===== Material shown =====

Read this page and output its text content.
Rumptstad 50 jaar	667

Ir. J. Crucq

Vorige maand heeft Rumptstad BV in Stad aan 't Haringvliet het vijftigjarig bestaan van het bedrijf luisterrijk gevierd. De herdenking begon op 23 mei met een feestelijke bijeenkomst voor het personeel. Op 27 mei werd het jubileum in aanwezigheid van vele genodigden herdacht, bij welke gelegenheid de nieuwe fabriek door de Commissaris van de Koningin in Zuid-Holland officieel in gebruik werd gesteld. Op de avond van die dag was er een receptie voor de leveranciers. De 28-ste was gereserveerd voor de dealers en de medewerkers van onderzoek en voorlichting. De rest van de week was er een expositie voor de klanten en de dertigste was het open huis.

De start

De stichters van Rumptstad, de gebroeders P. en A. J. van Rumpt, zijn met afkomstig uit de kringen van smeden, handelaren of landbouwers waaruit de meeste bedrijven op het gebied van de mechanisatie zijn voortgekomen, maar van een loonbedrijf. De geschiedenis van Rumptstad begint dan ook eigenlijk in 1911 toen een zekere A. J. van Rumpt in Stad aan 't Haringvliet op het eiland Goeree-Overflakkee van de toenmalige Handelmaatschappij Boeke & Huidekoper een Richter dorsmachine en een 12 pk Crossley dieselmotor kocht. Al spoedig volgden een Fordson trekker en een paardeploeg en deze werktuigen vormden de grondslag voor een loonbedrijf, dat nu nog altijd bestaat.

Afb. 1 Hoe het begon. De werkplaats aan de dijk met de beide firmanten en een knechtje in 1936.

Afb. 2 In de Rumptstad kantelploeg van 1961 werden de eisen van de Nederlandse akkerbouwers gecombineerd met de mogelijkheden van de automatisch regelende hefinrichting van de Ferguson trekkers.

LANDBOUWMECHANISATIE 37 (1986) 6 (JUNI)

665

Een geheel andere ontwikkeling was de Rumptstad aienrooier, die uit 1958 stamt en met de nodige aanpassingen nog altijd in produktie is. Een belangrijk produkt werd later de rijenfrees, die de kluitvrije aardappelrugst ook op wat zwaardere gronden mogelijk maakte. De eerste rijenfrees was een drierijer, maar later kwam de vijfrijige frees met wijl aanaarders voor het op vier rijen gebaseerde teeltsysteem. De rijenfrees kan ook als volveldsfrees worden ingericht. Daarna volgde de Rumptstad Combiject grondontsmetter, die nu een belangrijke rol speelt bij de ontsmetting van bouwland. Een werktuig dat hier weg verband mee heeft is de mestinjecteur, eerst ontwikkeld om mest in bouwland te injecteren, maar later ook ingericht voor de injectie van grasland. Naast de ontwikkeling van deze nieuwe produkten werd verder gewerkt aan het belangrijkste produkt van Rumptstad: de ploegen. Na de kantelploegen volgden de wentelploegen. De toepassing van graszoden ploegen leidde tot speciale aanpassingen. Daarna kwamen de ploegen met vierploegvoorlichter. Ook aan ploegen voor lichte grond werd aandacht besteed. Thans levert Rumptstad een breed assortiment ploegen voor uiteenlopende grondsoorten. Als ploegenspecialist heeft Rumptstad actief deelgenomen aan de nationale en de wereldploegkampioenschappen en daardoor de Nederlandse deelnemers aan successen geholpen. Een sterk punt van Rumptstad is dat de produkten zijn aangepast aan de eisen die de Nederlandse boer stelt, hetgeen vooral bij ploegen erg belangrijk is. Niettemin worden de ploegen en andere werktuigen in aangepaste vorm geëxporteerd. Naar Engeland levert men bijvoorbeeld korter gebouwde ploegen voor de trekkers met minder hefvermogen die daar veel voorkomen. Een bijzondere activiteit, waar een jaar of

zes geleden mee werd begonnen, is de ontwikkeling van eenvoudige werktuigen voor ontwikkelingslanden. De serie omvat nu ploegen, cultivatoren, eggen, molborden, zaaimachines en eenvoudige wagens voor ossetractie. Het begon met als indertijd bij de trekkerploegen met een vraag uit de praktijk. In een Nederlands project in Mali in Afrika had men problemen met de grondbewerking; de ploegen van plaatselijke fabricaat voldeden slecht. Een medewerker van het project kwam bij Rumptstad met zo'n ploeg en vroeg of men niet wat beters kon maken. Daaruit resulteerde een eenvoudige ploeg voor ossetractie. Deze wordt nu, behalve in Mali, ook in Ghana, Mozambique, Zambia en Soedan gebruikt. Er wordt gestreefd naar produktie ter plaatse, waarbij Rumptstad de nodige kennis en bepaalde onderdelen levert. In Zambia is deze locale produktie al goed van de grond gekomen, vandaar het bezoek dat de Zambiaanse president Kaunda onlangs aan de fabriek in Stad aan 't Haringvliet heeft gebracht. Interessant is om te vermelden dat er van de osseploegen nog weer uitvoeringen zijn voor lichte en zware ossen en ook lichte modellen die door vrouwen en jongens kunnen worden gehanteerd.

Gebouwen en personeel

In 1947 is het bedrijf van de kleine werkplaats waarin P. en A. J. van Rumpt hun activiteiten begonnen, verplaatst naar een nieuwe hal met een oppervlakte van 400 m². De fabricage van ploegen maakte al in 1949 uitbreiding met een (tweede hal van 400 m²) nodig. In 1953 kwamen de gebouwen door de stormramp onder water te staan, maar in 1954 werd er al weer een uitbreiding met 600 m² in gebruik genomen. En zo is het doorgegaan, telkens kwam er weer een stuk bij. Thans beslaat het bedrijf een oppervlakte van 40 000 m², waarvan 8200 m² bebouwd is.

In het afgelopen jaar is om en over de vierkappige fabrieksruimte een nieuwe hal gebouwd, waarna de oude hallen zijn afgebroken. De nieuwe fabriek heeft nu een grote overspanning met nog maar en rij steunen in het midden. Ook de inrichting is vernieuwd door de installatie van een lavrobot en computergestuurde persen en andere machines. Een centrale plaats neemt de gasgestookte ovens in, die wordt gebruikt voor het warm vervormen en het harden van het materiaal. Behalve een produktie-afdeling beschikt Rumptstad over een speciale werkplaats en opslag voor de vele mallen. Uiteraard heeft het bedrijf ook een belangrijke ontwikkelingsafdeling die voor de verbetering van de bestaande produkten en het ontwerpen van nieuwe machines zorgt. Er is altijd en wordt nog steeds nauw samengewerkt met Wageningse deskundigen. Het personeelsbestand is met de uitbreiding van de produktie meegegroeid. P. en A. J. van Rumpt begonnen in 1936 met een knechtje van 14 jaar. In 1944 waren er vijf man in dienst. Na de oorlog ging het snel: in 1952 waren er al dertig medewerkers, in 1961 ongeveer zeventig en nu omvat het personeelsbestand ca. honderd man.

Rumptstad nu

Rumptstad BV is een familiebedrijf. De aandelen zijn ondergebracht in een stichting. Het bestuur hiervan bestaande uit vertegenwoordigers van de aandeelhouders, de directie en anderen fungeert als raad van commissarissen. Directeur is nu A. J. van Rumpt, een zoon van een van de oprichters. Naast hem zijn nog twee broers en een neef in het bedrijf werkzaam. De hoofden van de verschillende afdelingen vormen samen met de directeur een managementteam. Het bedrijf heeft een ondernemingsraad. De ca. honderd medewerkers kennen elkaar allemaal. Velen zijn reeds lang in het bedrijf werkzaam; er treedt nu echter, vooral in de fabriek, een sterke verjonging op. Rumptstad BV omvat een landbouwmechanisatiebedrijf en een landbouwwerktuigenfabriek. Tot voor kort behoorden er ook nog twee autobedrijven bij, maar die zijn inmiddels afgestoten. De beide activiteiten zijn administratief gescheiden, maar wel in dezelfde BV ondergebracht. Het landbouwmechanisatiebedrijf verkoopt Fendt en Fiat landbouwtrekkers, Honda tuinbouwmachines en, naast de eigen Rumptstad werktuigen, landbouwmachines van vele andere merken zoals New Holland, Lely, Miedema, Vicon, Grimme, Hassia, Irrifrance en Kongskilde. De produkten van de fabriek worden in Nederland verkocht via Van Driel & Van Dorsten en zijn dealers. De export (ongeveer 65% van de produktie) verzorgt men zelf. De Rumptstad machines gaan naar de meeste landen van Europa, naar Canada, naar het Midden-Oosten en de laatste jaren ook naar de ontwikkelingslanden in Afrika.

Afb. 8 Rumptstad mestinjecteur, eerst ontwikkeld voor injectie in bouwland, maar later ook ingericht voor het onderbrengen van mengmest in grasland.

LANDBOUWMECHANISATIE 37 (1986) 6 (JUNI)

=====
===== Material shown =====

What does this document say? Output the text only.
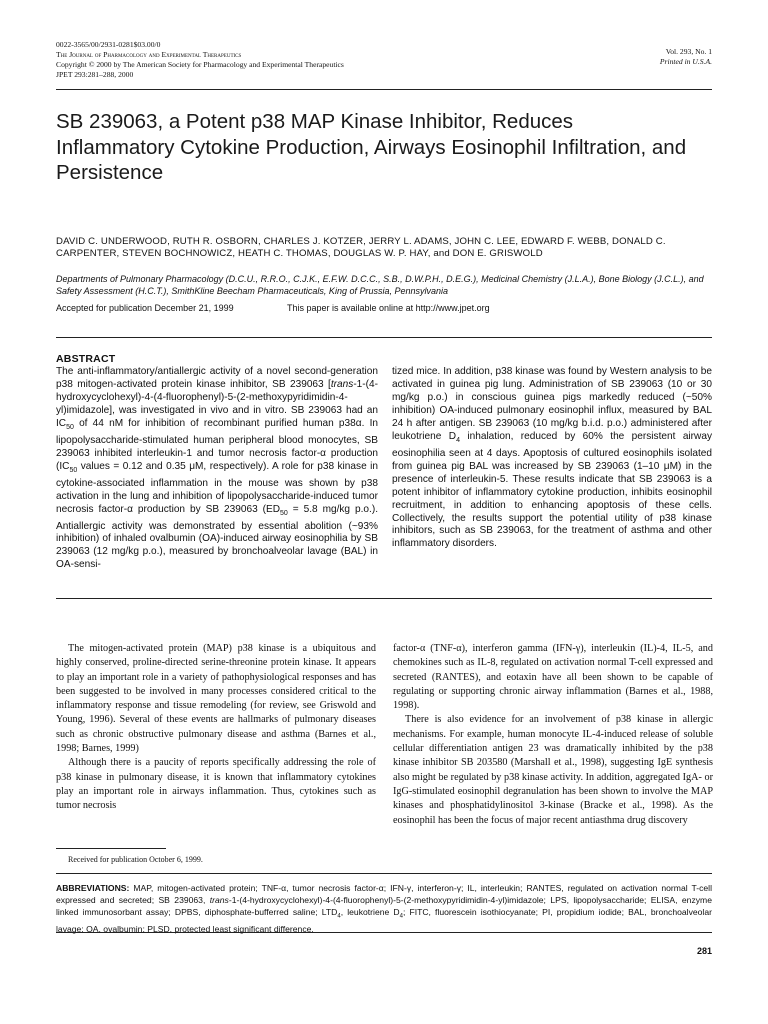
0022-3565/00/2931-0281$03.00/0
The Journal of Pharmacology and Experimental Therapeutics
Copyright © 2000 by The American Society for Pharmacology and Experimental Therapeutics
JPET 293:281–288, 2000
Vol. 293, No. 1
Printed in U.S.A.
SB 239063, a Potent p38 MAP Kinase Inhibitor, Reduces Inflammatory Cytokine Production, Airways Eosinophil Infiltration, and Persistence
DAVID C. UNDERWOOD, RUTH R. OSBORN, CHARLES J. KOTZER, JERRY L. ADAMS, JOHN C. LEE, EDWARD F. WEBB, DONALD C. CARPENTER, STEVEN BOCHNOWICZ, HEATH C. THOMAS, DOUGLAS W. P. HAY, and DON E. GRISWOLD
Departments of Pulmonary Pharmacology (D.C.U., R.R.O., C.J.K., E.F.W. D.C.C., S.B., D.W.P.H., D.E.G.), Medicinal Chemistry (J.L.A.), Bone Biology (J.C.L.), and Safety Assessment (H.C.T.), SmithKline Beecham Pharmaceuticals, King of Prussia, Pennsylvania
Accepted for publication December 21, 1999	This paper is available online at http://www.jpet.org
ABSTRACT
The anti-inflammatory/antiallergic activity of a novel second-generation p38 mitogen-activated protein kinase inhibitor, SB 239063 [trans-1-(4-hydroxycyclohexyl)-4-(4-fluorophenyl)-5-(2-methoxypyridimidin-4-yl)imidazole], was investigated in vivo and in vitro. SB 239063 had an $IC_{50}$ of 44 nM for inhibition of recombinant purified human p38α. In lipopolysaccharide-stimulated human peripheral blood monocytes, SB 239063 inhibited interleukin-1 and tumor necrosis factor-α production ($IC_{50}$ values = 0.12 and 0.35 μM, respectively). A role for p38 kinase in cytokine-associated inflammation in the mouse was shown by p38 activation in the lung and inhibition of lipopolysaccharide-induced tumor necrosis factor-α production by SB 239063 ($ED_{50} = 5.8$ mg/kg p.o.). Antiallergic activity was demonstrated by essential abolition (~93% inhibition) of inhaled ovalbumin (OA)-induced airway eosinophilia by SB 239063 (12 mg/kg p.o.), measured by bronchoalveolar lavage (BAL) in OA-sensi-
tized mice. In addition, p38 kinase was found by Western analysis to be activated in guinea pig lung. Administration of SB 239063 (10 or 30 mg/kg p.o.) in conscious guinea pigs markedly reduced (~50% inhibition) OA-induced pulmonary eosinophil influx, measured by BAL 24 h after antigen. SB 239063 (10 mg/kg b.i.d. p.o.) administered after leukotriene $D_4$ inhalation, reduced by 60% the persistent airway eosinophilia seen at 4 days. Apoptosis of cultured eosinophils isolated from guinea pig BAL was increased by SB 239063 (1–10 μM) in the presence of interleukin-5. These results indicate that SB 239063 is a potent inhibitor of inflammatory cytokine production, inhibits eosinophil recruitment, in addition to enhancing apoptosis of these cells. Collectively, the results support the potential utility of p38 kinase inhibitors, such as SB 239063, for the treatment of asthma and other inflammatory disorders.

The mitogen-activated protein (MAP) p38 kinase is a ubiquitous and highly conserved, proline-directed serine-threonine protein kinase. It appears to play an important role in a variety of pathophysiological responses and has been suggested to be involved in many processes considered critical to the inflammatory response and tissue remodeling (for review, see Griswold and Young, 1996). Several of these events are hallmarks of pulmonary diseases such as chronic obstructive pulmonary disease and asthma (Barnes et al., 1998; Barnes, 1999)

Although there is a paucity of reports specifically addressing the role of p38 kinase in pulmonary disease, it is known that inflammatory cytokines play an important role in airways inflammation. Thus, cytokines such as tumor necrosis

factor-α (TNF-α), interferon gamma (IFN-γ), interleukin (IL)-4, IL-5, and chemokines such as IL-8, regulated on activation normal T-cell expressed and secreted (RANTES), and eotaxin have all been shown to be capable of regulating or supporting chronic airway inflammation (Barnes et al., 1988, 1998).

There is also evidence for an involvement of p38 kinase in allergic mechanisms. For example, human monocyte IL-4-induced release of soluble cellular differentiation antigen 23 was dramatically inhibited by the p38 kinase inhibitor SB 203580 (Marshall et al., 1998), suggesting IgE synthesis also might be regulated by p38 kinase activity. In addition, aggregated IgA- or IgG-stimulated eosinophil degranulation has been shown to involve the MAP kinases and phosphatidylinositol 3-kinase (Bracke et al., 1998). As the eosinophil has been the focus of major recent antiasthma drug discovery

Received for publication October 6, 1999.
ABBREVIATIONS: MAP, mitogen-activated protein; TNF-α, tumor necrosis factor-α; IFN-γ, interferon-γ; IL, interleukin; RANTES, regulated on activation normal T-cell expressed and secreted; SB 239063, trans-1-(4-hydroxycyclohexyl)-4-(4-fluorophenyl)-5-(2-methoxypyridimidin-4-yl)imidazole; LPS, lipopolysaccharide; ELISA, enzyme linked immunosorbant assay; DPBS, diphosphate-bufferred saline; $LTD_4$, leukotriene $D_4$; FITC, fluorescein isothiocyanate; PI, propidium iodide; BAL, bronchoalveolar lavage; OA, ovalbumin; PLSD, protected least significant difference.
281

=====
===== Material shown =====

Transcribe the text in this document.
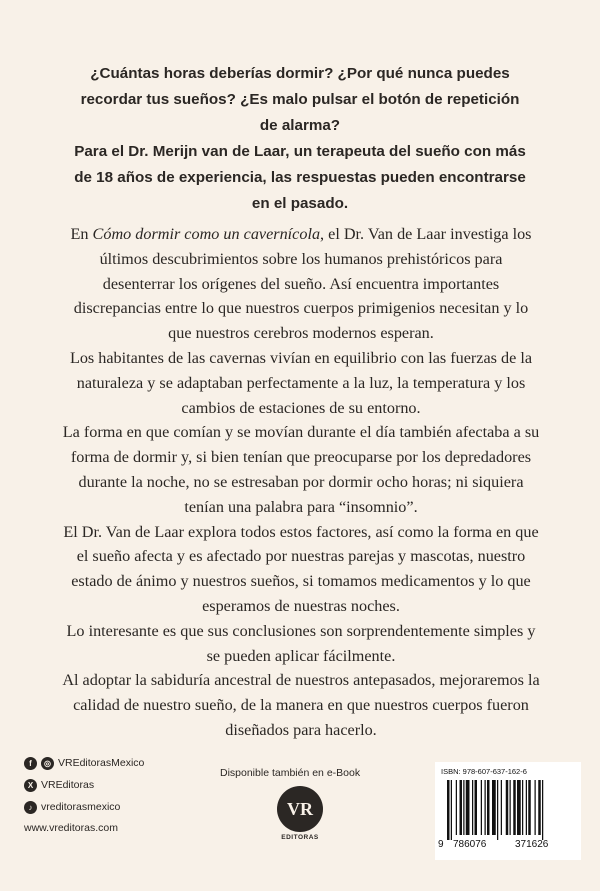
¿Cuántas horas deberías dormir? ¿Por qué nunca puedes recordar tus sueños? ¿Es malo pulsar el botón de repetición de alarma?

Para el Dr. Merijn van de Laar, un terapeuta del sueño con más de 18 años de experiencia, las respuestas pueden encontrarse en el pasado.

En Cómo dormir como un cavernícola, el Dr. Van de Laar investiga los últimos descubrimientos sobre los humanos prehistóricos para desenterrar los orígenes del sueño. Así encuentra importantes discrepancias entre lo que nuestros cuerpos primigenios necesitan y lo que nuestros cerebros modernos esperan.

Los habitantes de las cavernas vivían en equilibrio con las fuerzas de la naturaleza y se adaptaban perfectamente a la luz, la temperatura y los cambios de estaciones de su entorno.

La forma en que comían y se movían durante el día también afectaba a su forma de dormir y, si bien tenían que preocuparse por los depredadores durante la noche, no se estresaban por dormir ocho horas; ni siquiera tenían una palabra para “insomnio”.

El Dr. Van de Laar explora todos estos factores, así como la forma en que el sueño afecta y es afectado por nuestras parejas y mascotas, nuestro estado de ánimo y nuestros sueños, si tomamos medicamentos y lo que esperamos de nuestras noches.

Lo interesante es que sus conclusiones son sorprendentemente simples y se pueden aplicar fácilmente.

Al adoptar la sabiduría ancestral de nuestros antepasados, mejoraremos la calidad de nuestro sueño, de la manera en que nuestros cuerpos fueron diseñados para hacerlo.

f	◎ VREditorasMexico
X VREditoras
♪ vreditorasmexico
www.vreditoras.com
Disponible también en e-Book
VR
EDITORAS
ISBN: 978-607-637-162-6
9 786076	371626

=====

### Exercise directions
Report each line in the data that holds the word "expressed".

### Task response
factor-α (TNF-α), interferon gamma (IFN-γ), interleukin (IL)-4, IL-5, and chemokines such as IL-8, regulated on activation normal T-cell expressed and secreted (RANTES), and eotaxin have all been shown to be capable of regulating or supporting chronic airway inflammation (Barnes et al., 1988, 1998).
ABBREVIATIONS: MAP, mitogen-activated protein; TNF-α, tumor necrosis factor-α; IFN-γ, interferon-γ; IL, interleukin; RANTES, regulated on activation normal T-cell expressed and secreted; SB 239063, trans-1-(4-hydroxycyclohexyl)-4-(4-fluorophenyl)-5-(2-methoxypyridimidin-4-yl)imidazole; LPS, lipopolysaccharide; ELISA, enzyme linked immunosorbant assay; DPBS, diphosphate-bufferred saline; $LTD_4$, leukotriene $D_4$; FITC, fluorescein isothiocyanate; PI, propidium iodide; BAL, bronchoalveolar lavage; OA, ovalbumin; PLSD, protected least significant difference.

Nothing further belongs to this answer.